- _WHAT TO DO_
Reproduce all entries verbatim, with nothing added or dropped.

- _THE RECORDS_
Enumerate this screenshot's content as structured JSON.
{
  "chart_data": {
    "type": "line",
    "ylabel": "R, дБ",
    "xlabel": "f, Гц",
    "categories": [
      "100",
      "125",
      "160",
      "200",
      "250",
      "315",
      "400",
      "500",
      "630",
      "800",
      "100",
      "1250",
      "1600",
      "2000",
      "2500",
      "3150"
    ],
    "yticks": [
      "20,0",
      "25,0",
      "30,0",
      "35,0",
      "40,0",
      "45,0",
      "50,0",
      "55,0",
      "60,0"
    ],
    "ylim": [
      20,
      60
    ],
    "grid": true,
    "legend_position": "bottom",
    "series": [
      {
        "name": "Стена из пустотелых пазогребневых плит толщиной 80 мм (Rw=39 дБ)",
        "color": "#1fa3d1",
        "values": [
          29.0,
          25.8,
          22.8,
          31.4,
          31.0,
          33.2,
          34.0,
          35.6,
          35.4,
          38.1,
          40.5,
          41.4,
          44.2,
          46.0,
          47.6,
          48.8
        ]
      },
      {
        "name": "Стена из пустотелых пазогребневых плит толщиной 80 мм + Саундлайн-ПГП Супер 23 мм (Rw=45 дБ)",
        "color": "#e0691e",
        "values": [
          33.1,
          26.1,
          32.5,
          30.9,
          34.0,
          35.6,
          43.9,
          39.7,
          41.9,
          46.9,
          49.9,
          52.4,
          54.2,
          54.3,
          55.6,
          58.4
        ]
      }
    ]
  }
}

- _EXERCISE OUTPUT_
Enumerate this screenshot's content as structured JSON.
{
  "chart_data": {
    "type": "line",
    "ylabel": "R, дБ",
    "xlabel": "f, Гц",
    "categories": [
      "100",
      "125",
      "160",
      "200",
      "250",
      "315",
      "400",
      "500",
      "630",
      "800",
      "100",
      "1250",
      "1600",
      "2000",
      "2500",
      "3150"
    ],
    "yticks": [
      "20,0",
      "25,0",
      "30,0",
      "35,0",
      "40,0",
      "45,0",
      "50,0",
      "55,0",
      "60,0"
    ],
    "ylim": [
      20,
      60
    ],
    "grid": true,
    "legend_position": "bottom",
    "series": [
      {
        "name": "Стена из пустотелых пазогребневых плит толщиной 80 мм (Rw=39 дБ)",
        "color": "#1fa3d1",
        "values": [
          29.0,
          25.8,
          22.8,
          31.4,
          31.0,
          33.2,
          34.0,
          35.6,
          35.4,
          38.1,
          40.5,
          41.4,
          44.2,
          46.0,
          47.6,
          48.8
        ]
      },
      {
        "name": "Стена из пустотелых пазогребневых плит толщиной 80 мм + Саундлайн-ПГП Супер 23 мм (Rw=45 дБ)",
        "color": "#e0691e",
        "values": [
          33.1,
          26.1,
          32.5,
          30.9,
          34.0,
          35.6,
          43.9,
          39.7,
          41.9,
          46.9,
          49.9,
          52.4,
          54.2,
          54.3,
          55.6,
          58.4
        ]
      }
    ]
  }
}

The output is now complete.